▸ Task directions:
Copy every record exactly, and keep the pictures out.

** start of Information given **

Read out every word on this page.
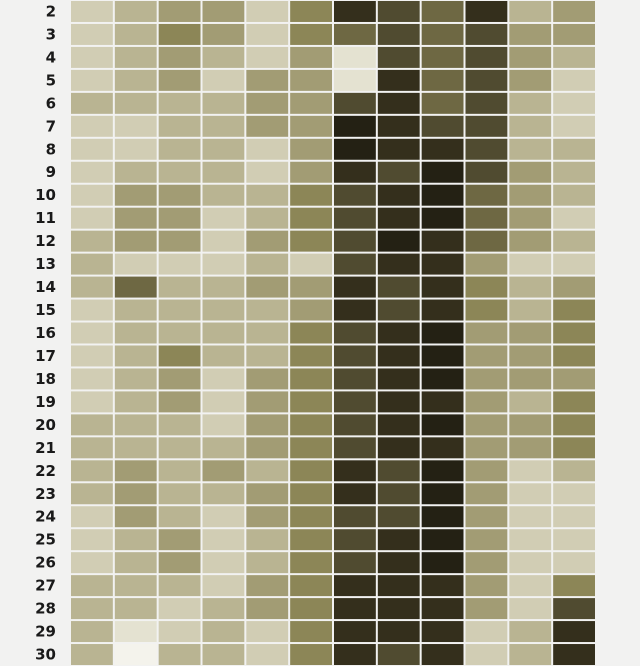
2
3
4
5
6
7
8
9
10
11
12
13
14
15
16
17
18
19
20
21
22
23
24
25
26
27
28
29
30
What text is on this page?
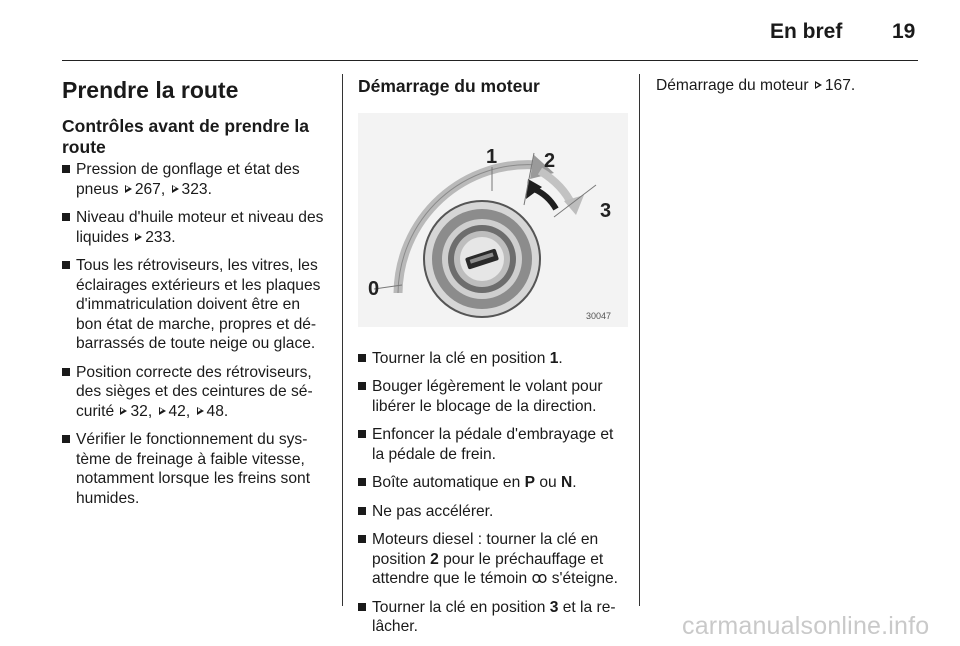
En bref 19
Prendre la route
Contrôles avant de prendre la route
Pression de gonflage et état des pneus 267, 323.
Niveau d'huile moteur et niveau des liquides 233.
Tous les rétroviseurs, les vitres, les éclairages extérieurs et les plaques d'immatriculation doivent être en bon état de marche, propres et débarrassés de toute neige ou glace.
Position correcte des rétroviseurs, des sièges et des ceintures de sécurité 32, 42, 48.
Vérifier le fonctionnement du système de freinage à faible vitesse, notamment lorsque les freins sont humides.
Démarrage du moteur
1 2
3
0
30047
Tourner la clé en position 1.
Bouger légèrement le volant pour libérer le blocage de la direction.
Enfoncer la pédale d'embrayage et la pédale de frein.
Boîte automatique en P ou N.
Ne pas accélérer.
Moteurs diesel : tourner la clé en position 2 pour le préchauffage et attendre que le témoin ꝏ s'éteigne.
Tourner la clé en position 3 et la relâcher.
Démarrage du moteur 167.
carmanualsonline.info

** end of Information given **

▸ The answer:
Read out every word on this page.
2
3
4
5
6
7
8
9
10
11
12
13
14
15
16
17
18
19
20
21
22
23
24
25
26
27
28
29
30
What text is on this page?
En bref 19
Prendre la route
Contrôles avant de prendre la route
Pression de gonflage et état des pneus 267, 323.
Niveau d'huile moteur et niveau des liquides 233.
Tous les rétroviseurs, les vitres, les éclairages extérieurs et les plaques d'immatriculation doivent être en bon état de marche, propres et débarrassés de toute neige ou glace.
Position correcte des rétroviseurs, des sièges et des ceintures de sécurité 32, 42, 48.
Vérifier le fonctionnement du système de freinage à faible vitesse, notamment lorsque les freins sont humides.
Démarrage du moteur
1 2
3
0
30047
Tourner la clé en position 1.
Bouger légèrement le volant pour libérer le blocage de la direction.
Enfoncer la pédale d'embrayage et la pédale de frein.
Boîte automatique en P ou N.
Ne pas accélérer.
Moteurs diesel : tourner la clé en position 2 pour le préchauffage et attendre que le témoin ꝏ s'éteigne.
Tourner la clé en position 3 et la relâcher.
Démarrage du moteur 167.
carmanualsonline.info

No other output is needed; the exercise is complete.